● **Stored records**:
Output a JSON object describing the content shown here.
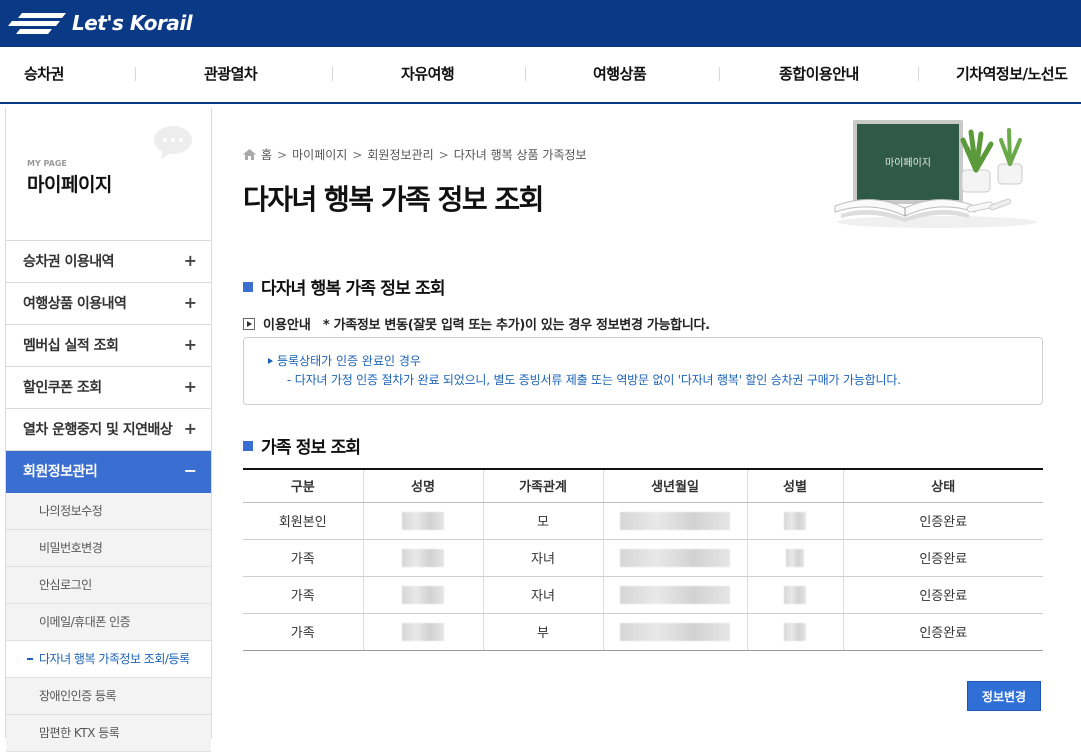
{
  "brand": {
    "name": "Let's Korail"
  },
  "gnb": [
    "승차권",
    "관광열차",
    "자유여행",
    "여행상품",
    "종합이용안내",
    "기차역정보/노선도"
  ],
  "sidebar": {
    "eng_label": "MY PAGE",
    "title": "마이페이지",
    "menu": [
      {
        "label": "승차권 이용내역",
        "toggle": "+"
      },
      {
        "label": "여행상품 이용내역",
        "toggle": "+"
      },
      {
        "label": "멤버십 실적 조회",
        "toggle": "+"
      },
      {
        "label": "할인쿠폰 조회",
        "toggle": "+"
      },
      {
        "label": "열차 운행중지 및 지연배상",
        "toggle": "+"
      },
      {
        "label": "회원정보관리",
        "toggle": "−"
      }
    ],
    "submenu": [
      {
        "label": "나의정보수정"
      },
      {
        "label": "비밀번호변경"
      },
      {
        "label": "안심로그인"
      },
      {
        "label": "이메일/휴대폰 인증"
      },
      {
        "label": "다자녀 행복 가족정보 조회/등록"
      },
      {
        "label": "장애인인증 등록"
      },
      {
        "label": "맘편한 KTX 등록"
      }
    ]
  },
  "breadcrumb": [
    "홈",
    "마이페이지",
    "회원정보관리",
    "다자녀 행복 상품 가족정보"
  ],
  "page_title": "다자녀 행복 가족 정보 조회",
  "illust_board_text": "마이페이지",
  "section1": {
    "title": "다자녀 행복 가족 정보 조회",
    "notice_lead": "이용안내",
    "notice_msg": "* 가족정보 변동(잘못 입력 또는 추가)이 있는 경우 정보변경 가능합니다.",
    "info_line1": "등록상태가 인증 완료인 경우",
    "info_line2": "- 다자녀 가정 인증 절차가 완료 되었으니, 별도 증빙서류 제출 또는 역방문 없이 '다자녀 행복' 할인 승차권 구매가 가능합니다."
  },
  "section2": {
    "title": "가족 정보 조회",
    "columns": [
      "구분",
      "성명",
      "가족관계",
      "생년월일",
      "성별",
      "상태"
    ],
    "rows": [
      {
        "type": "회원본인",
        "relation": "모",
        "status": "인증완료"
      },
      {
        "type": "가족",
        "relation": "자녀",
        "status": "인증완료"
      },
      {
        "type": "가족",
        "relation": "자녀",
        "status": "인증완료"
      },
      {
        "type": "가족",
        "relation": "부",
        "status": "인증완료"
      }
    ]
  },
  "buttons": {
    "change": "정보변경"
  },
  "colors": {
    "brand_navy": "#0a3a86",
    "accent_blue": "#3a6ed1",
    "info_blue": "#1c63b7"
  }
}
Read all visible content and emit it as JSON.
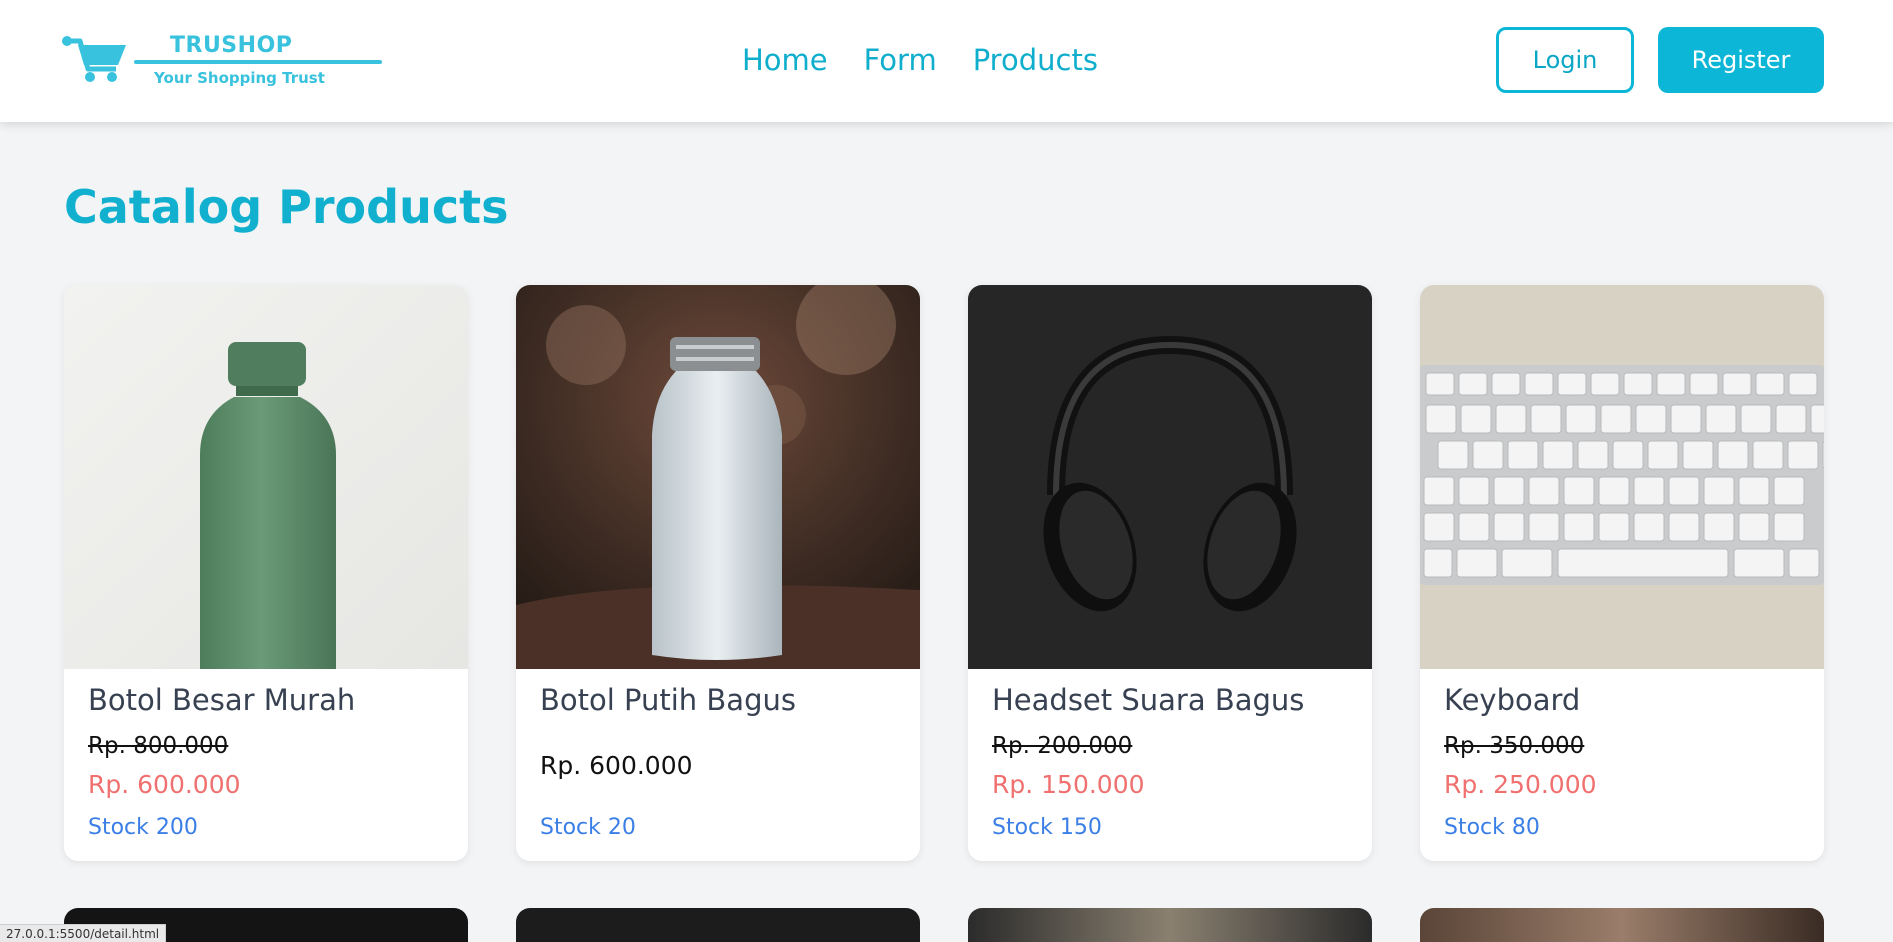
{
  "brand": {
    "name": "TRUSHOP",
    "tagline": "Your Shopping Trust",
    "color": "#38c2dd"
  },
  "nav": {
    "links": [
      {
        "label": "Home"
      },
      {
        "label": "Form"
      },
      {
        "label": "Products"
      }
    ],
    "login_label": "Login",
    "register_label": "Register"
  },
  "page": {
    "title": "Catalog Products"
  },
  "products": [
    {
      "name": "Botol Besar Murah",
      "old_price": "Rp. 800.000",
      "price": "Rp. 600.000",
      "stock": "Stock 200",
      "image": "green-bottle"
    },
    {
      "name": "Botol Putih Bagus",
      "old_price": "",
      "price": "Rp. 600.000",
      "stock": "Stock 20",
      "image": "white-bottle"
    },
    {
      "name": "Headset Suara Bagus",
      "old_price": "Rp. 200.000",
      "price": "Rp. 150.000",
      "stock": "Stock 150",
      "image": "headphones"
    },
    {
      "name": "Keyboard",
      "old_price": "Rp. 350.000",
      "price": "Rp. 250.000",
      "stock": "Stock 80",
      "image": "keyboard"
    }
  ],
  "status_bar": {
    "url": "27.0.0.1:5500/detail.html"
  },
  "colors": {
    "accent": "#0bb6d6",
    "discount_price": "#f07070",
    "stock": "#3b7fe6",
    "background": "#f3f4f6"
  }
}
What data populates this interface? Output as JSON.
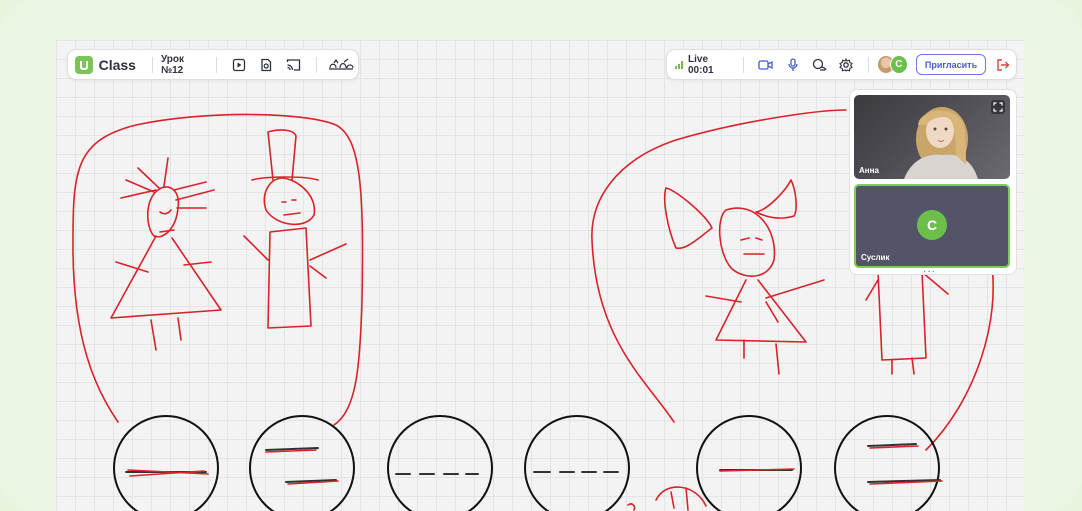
{
  "app": {
    "name": "Class",
    "lesson": "Урок №12"
  },
  "toolbar_left": {
    "icons": [
      "video-file-icon",
      "document-icon",
      "cast-icon",
      "hats-icon"
    ]
  },
  "toolbar_right": {
    "live_label": "Live 00:01",
    "icons": [
      "camera-icon",
      "microphone-icon",
      "chat-icon",
      "settings-icon",
      "exit-icon"
    ],
    "invite_label": "Пригласить",
    "avatar_initial": "C"
  },
  "participants": [
    {
      "name": "Анна",
      "type": "video"
    },
    {
      "name": "Суслик",
      "initial": "C",
      "type": "avatar"
    }
  ],
  "colors": {
    "accent_green": "#7cc35b",
    "ink_red": "#d8232a",
    "invite_blue": "#4a5ad0"
  }
}
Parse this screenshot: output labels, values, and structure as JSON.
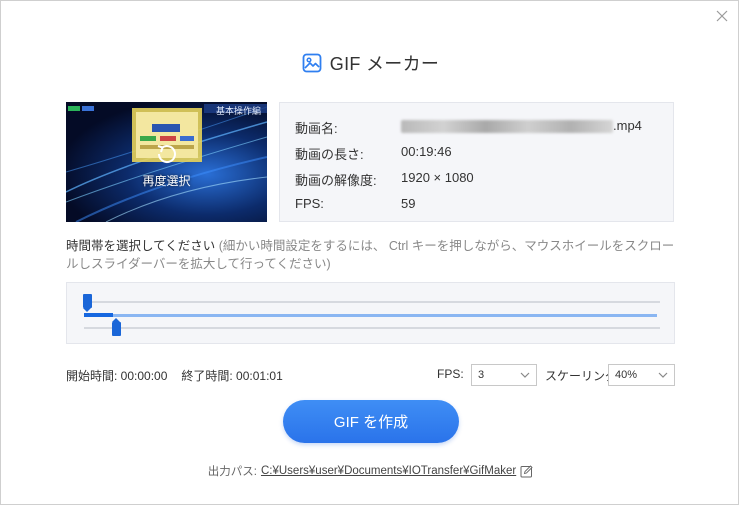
{
  "window": {
    "title": "GIF メーカー"
  },
  "thumbnail": {
    "banner": "基本操作編",
    "rechoose_label": "再度選択"
  },
  "info": {
    "name_label": "動画名:",
    "name_ext": ".mp4",
    "duration_label": "動画の長さ:",
    "duration_value": "00:19:46",
    "resolution_label": "動画の解像度:",
    "resolution_value": "1920 × 1080",
    "fps_label": "FPS:",
    "fps_value": "59"
  },
  "hint": {
    "strong": "時間帯を選択してください",
    "detail": "(細かい時間設定をするには、 Ctrl キーを押しながら、マウスホイールをスクロールしスライダーバーを拡大して行ってください)"
  },
  "timeline": {
    "start_fraction": 0.0,
    "end_fraction": 0.051
  },
  "times": {
    "start": "開始時間: 00:00:00",
    "end": "終了時間: 00:01:01"
  },
  "settings": {
    "fps_label": "FPS:",
    "fps_selected": "3",
    "scale_label": "スケーリング:",
    "scale_selected": "40%"
  },
  "actions": {
    "create_label": "GIF を作成"
  },
  "output": {
    "label": "出力パス:",
    "path": "C:¥Users¥user¥Documents¥IOTransfer¥GifMaker"
  },
  "colors": {
    "accent": "#2a73ea",
    "handle": "#1a66d8"
  }
}
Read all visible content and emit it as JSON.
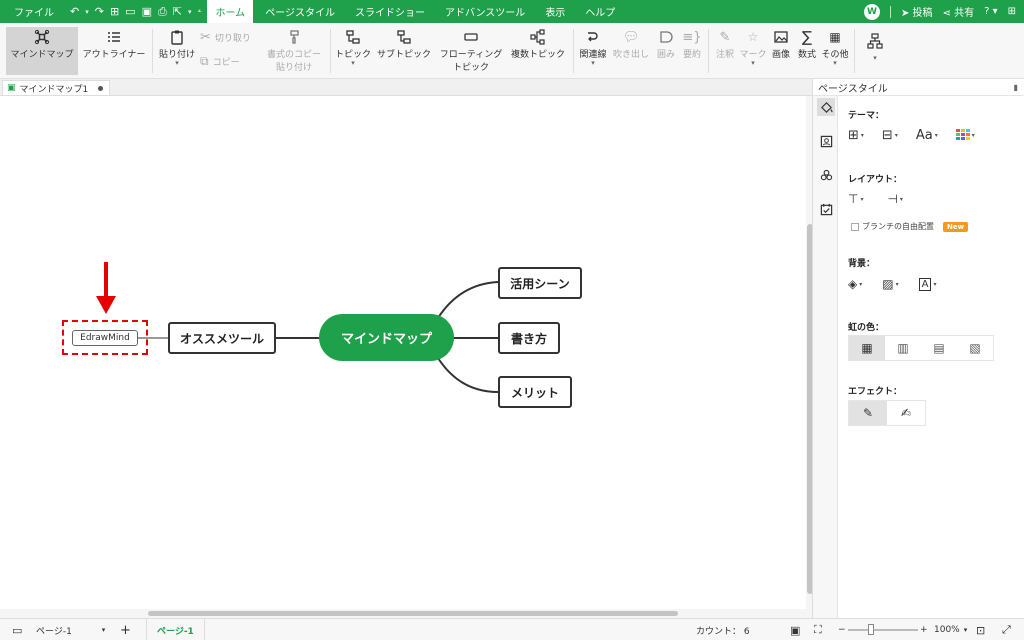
{
  "menubar": {
    "file": "ファイル",
    "tabs": [
      "ホーム",
      "ページスタイル",
      "スライドショー",
      "アドバンスツール",
      "表示",
      "ヘルプ"
    ],
    "active_tab": "ホーム",
    "avatar_letter": "W",
    "post_label": "投稿",
    "share_label": "共有"
  },
  "ribbon": {
    "mindmap": "マインドマップ",
    "outliner": "アウトライナー",
    "paste": "貼り付け",
    "cut": "切り取り",
    "copy": "コピー",
    "format_copy_1": "書式のコピー",
    "format_copy_2": "貼り付け",
    "topic": "トピック",
    "subtopic": "サブトピック",
    "floating_1": "フローティング",
    "floating_2": "トピック",
    "multi_topic": "複数トピック",
    "relation": "関連線",
    "callout": "吹き出し",
    "boundary": "囲み",
    "summary": "要約",
    "note": "注釈",
    "mark": "マーク",
    "image": "画像",
    "formula": "数式",
    "other": "その他"
  },
  "doc_tab": {
    "name": "マインドマップ1"
  },
  "canvas": {
    "central": "マインドマップ",
    "left_topic": "オススメツール",
    "floating": "EdrawMind",
    "right_topics": [
      "活用シーン",
      "書き方",
      "メリット"
    ]
  },
  "panel": {
    "title": "ページスタイル",
    "theme": "テーマ：",
    "theme_font": "Aa",
    "layout": "レイアウト：",
    "free_branch": "ブランチの自由配置",
    "new_badge": "New",
    "background": "背景：",
    "rainbow": "虹の色：",
    "effect": "エフェクト："
  },
  "statusbar": {
    "page_select": "ページ-1",
    "page_tab": "ページ-1",
    "count": "カウント： 6",
    "zoom": "100%"
  },
  "colors": {
    "brand_green": "#1ea14a",
    "annotation_red": "#e60000"
  }
}
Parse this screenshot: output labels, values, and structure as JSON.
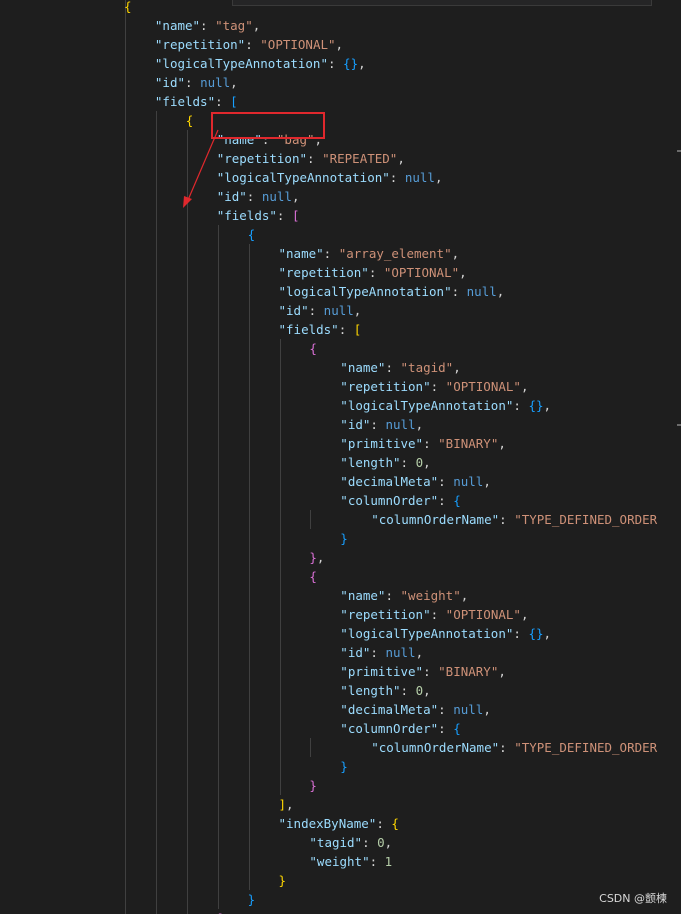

● **Directions for this task**: Work out the number of lines in this listing that include the word "stock". Reply with that number only.

● **Solution for this problem**: 5